# [EXERCISE INSTRUCTIONS]
Your task is to restate the data word for word.

--- Start of ENTRIES SUPPLIED ---

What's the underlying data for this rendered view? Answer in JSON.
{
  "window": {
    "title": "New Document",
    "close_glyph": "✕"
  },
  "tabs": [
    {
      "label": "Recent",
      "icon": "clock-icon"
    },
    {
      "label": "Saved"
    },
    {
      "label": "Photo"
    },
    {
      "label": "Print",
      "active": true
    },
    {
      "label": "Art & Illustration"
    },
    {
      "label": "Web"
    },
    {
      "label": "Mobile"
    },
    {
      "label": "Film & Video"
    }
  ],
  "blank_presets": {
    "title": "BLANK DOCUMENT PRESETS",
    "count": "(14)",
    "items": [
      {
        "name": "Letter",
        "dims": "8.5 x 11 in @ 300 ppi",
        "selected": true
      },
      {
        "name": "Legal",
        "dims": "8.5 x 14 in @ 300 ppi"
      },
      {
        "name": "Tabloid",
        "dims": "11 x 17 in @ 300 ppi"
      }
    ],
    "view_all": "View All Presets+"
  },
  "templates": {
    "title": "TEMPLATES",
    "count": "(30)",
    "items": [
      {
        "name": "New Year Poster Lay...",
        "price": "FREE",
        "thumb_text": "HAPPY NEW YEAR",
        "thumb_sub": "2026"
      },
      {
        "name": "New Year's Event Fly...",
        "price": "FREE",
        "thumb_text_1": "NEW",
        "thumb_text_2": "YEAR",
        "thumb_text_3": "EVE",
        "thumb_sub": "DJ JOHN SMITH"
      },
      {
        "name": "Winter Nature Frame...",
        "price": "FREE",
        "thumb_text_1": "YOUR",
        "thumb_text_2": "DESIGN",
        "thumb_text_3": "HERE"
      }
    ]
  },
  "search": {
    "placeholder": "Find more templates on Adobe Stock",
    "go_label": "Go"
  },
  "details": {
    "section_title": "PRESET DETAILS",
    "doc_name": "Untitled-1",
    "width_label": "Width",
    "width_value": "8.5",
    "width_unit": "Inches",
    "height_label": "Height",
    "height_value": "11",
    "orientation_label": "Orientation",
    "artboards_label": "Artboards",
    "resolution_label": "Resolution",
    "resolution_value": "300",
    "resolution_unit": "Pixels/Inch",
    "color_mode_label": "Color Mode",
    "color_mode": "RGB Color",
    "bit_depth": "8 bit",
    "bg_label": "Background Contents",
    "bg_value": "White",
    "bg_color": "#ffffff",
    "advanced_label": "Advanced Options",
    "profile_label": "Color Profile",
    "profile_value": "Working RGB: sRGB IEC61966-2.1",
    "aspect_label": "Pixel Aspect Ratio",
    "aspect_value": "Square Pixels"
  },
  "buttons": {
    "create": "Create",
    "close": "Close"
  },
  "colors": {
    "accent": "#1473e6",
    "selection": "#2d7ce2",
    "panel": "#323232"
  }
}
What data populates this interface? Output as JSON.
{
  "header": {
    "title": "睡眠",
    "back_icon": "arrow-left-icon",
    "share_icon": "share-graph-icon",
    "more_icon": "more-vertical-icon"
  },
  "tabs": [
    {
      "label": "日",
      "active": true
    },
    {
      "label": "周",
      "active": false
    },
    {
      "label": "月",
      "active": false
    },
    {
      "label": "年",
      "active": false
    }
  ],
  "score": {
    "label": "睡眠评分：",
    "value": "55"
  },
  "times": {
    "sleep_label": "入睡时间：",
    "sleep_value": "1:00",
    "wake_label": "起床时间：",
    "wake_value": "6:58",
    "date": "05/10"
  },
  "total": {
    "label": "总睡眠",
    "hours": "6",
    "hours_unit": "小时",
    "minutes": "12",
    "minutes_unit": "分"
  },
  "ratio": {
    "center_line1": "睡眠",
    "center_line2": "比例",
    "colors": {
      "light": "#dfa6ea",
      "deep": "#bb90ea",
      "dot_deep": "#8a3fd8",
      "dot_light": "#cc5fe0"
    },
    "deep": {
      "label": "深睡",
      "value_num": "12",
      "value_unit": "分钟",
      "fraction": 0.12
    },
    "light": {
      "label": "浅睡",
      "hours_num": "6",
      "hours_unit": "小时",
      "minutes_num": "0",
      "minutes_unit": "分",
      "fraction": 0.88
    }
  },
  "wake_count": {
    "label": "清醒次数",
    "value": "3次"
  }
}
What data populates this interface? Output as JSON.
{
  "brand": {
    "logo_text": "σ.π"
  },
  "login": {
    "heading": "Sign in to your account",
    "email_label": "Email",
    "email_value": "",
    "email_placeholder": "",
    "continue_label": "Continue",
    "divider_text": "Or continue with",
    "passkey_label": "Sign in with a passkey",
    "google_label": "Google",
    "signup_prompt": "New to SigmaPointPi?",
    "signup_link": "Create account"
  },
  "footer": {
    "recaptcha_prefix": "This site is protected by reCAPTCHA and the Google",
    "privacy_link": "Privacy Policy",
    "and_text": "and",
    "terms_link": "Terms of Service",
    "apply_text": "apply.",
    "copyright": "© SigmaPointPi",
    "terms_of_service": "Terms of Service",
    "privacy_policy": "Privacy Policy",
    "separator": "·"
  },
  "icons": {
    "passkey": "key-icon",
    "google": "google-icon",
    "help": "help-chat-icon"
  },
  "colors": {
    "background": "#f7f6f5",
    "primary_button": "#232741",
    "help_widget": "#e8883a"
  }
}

--- End of ENTRIES SUPPLIED ---

# [REPLY TO THE EXERCISE]
What's the underlying data for this rendered view? Answer in JSON.
{
  "window": {
    "title": "New Document",
    "close_glyph": "✕"
  },
  "tabs": [
    {
      "label": "Recent",
      "icon": "clock-icon"
    },
    {
      "label": "Saved"
    },
    {
      "label": "Photo"
    },
    {
      "label": "Print",
      "active": true
    },
    {
      "label": "Art & Illustration"
    },
    {
      "label": "Web"
    },
    {
      "label": "Mobile"
    },
    {
      "label": "Film & Video"
    }
  ],
  "blank_presets": {
    "title": "BLANK DOCUMENT PRESETS",
    "count": "(14)",
    "items": [
      {
        "name": "Letter",
        "dims": "8.5 x 11 in @ 300 ppi",
        "selected": true
      },
      {
        "name": "Legal",
        "dims": "8.5 x 14 in @ 300 ppi"
      },
      {
        "name": "Tabloid",
        "dims": "11 x 17 in @ 300 ppi"
      }
    ],
    "view_all": "View All Presets+"
  },
  "templates": {
    "title": "TEMPLATES",
    "count": "(30)",
    "items": [
      {
        "name": "New Year Poster Lay...",
        "price": "FREE",
        "thumb_text": "HAPPY NEW YEAR",
        "thumb_sub": "2026"
      },
      {
        "name": "New Year's Event Fly...",
        "price": "FREE",
        "thumb_text_1": "NEW",
        "thumb_text_2": "YEAR",
        "thumb_text_3": "EVE",
        "thumb_sub": "DJ JOHN SMITH"
      },
      {
        "name": "Winter Nature Frame...",
        "price": "FREE",
        "thumb_text_1": "YOUR",
        "thumb_text_2": "DESIGN",
        "thumb_text_3": "HERE"
      }
    ]
  },
  "search": {
    "placeholder": "Find more templates on Adobe Stock",
    "go_label": "Go"
  },
  "details": {
    "section_title": "PRESET DETAILS",
    "doc_name": "Untitled-1",
    "width_label": "Width",
    "width_value": "8.5",
    "width_unit": "Inches",
    "height_label": "Height",
    "height_value": "11",
    "orientation_label": "Orientation",
    "artboards_label": "Artboards",
    "resolution_label": "Resolution",
    "resolution_value": "300",
    "resolution_unit": "Pixels/Inch",
    "color_mode_label": "Color Mode",
    "color_mode": "RGB Color",
    "bit_depth": "8 bit",
    "bg_label": "Background Contents",
    "bg_value": "White",
    "bg_color": "#ffffff",
    "advanced_label": "Advanced Options",
    "profile_label": "Color Profile",
    "profile_value": "Working RGB: sRGB IEC61966-2.1",
    "aspect_label": "Pixel Aspect Ratio",
    "aspect_value": "Square Pixels"
  },
  "buttons": {
    "create": "Create",
    "close": "Close"
  },
  "colors": {
    "accent": "#1473e6",
    "selection": "#2d7ce2",
    "panel": "#323232"
  }
}
What data populates this interface? Output as JSON.
{
  "header": {
    "title": "睡眠",
    "back_icon": "arrow-left-icon",
    "share_icon": "share-graph-icon",
    "more_icon": "more-vertical-icon"
  },
  "tabs": [
    {
      "label": "日",
      "active": true
    },
    {
      "label": "周",
      "active": false
    },
    {
      "label": "月",
      "active": false
    },
    {
      "label": "年",
      "active": false
    }
  ],
  "score": {
    "label": "睡眠评分：",
    "value": "55"
  },
  "times": {
    "sleep_label": "入睡时间：",
    "sleep_value": "1:00",
    "wake_label": "起床时间：",
    "wake_value": "6:58",
    "date": "05/10"
  },
  "total": {
    "label": "总睡眠",
    "hours": "6",
    "hours_unit": "小时",
    "minutes": "12",
    "minutes_unit": "分"
  },
  "ratio": {
    "center_line1": "睡眠",
    "center_line2": "比例",
    "colors": {
      "light": "#dfa6ea",
      "deep": "#bb90ea",
      "dot_deep": "#8a3fd8",
      "dot_light": "#cc5fe0"
    },
    "deep": {
      "label": "深睡",
      "value_num": "12",
      "value_unit": "分钟",
      "fraction": 0.12
    },
    "light": {
      "label": "浅睡",
      "hours_num": "6",
      "hours_unit": "小时",
      "minutes_num": "0",
      "minutes_unit": "分",
      "fraction": 0.88
    }
  },
  "wake_count": {
    "label": "清醒次数",
    "value": "3次"
  }
}
What data populates this interface? Output as JSON.
{
  "brand": {
    "logo_text": "σ.π"
  },
  "login": {
    "heading": "Sign in to your account",
    "email_label": "Email",
    "email_value": "",
    "email_placeholder": "",
    "continue_label": "Continue",
    "divider_text": "Or continue with",
    "passkey_label": "Sign in with a passkey",
    "google_label": "Google",
    "signup_prompt": "New to SigmaPointPi?",
    "signup_link": "Create account"
  },
  "footer": {
    "recaptcha_prefix": "This site is protected by reCAPTCHA and the Google",
    "privacy_link": "Privacy Policy",
    "and_text": "and",
    "terms_link": "Terms of Service",
    "apply_text": "apply.",
    "copyright": "© SigmaPointPi",
    "terms_of_service": "Terms of Service",
    "privacy_policy": "Privacy Policy",
    "separator": "·"
  },
  "icons": {
    "passkey": "key-icon",
    "google": "google-icon",
    "help": "help-chat-icon"
  },
  "colors": {
    "background": "#f7f6f5",
    "primary_button": "#232741",
    "help_widget": "#e8883a"
  }
}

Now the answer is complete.